Data entries:
****************************************
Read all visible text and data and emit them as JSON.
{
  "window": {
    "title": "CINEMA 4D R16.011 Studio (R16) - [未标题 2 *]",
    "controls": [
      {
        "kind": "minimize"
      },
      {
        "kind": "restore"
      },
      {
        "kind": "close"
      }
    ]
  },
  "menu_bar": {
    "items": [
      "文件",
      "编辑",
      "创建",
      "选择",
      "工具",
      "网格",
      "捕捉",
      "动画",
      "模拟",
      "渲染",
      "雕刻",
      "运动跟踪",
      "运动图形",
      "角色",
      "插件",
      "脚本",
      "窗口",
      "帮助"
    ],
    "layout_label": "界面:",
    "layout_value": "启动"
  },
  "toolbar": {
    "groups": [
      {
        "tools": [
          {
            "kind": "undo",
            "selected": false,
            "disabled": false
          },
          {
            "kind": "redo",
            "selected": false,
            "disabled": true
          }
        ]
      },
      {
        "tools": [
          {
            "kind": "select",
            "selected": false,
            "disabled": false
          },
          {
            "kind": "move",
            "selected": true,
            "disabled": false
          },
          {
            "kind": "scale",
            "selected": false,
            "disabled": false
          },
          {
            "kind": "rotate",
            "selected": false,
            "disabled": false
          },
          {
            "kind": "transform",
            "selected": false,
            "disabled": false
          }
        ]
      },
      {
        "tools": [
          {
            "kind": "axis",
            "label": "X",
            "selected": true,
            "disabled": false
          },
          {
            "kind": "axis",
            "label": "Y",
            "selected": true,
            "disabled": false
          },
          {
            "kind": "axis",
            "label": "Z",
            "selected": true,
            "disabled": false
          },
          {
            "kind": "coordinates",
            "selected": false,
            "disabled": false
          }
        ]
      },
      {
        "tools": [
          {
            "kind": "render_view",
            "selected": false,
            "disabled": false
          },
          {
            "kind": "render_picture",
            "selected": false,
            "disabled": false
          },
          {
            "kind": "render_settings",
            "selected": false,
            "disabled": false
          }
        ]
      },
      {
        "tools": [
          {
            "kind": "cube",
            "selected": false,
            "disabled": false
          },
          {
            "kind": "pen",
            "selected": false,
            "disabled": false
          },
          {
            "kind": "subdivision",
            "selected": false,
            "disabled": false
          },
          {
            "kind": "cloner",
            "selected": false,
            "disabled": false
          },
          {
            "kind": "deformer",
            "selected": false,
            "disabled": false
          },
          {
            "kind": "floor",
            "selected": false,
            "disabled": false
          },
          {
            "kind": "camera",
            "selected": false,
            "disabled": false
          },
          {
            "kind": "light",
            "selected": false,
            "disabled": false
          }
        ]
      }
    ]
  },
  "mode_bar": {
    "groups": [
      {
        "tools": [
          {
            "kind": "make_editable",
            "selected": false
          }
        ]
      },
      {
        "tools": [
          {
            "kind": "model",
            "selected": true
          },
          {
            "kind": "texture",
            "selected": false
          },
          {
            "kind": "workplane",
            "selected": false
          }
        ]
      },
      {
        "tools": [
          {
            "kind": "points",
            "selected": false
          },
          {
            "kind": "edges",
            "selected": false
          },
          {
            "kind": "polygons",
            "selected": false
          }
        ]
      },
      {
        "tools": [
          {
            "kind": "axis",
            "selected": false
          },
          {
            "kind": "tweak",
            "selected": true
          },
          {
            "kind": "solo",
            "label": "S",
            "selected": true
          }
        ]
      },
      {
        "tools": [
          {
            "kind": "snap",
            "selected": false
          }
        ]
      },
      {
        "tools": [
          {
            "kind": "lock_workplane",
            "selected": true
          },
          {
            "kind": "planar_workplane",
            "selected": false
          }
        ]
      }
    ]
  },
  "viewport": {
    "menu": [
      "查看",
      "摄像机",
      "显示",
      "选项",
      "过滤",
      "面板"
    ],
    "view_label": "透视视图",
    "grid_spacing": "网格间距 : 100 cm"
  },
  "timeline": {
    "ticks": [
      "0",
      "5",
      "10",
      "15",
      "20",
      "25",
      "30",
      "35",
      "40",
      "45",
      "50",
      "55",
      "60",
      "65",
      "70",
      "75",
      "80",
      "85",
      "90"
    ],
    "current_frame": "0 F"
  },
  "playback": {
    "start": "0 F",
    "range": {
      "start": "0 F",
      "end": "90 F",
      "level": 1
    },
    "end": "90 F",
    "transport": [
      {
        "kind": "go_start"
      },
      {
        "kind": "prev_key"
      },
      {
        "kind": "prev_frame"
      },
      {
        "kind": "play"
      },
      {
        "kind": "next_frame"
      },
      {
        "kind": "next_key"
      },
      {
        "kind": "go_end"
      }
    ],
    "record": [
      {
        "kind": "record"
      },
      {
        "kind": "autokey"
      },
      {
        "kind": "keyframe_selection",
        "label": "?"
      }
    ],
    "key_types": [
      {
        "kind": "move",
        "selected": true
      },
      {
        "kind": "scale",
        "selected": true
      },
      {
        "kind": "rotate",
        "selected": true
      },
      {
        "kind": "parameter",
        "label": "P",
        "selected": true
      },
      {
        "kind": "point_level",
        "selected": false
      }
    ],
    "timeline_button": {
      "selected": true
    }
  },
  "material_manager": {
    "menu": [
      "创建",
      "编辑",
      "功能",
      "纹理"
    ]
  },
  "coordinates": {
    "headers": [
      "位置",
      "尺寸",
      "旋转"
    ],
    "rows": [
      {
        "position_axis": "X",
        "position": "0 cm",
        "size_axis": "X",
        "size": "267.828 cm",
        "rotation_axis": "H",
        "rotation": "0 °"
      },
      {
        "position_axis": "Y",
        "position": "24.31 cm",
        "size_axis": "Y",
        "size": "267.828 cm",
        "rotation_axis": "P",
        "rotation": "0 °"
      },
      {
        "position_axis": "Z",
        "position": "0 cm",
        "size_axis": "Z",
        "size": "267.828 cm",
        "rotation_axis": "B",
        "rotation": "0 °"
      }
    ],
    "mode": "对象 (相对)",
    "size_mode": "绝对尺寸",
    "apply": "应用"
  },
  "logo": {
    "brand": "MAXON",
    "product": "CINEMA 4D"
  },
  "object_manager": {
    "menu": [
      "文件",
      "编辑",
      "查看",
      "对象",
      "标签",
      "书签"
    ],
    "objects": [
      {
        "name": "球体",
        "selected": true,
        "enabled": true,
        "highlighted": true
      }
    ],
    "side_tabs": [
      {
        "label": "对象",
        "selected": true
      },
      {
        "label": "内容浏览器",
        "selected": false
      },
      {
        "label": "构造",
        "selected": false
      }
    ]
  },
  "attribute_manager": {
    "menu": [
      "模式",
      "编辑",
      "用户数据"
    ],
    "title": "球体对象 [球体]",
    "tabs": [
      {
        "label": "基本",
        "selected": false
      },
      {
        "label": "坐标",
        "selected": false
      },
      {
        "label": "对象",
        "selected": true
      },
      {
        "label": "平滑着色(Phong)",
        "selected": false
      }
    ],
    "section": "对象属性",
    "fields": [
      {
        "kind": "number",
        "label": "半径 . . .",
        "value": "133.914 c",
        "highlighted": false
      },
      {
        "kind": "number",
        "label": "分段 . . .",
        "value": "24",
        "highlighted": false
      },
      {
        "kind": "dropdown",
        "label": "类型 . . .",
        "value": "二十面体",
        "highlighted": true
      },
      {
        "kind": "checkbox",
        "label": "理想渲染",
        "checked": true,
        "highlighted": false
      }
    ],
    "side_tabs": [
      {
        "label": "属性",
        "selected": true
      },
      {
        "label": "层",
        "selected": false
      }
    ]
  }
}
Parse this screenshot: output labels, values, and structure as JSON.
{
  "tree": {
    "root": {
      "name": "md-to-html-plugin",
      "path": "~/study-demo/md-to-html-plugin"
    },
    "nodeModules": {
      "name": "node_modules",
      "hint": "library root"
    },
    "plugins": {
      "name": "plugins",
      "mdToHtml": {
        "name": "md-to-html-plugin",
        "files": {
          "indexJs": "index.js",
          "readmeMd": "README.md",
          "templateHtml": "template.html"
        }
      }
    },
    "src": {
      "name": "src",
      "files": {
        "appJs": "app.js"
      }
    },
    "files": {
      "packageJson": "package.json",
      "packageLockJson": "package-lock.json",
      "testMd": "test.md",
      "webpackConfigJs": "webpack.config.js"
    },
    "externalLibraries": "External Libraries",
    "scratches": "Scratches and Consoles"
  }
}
****************************************
WORK REQUIRED » Across the entries above, how many lines contain "package"? Provide only the count.

THE RESPONSE » 2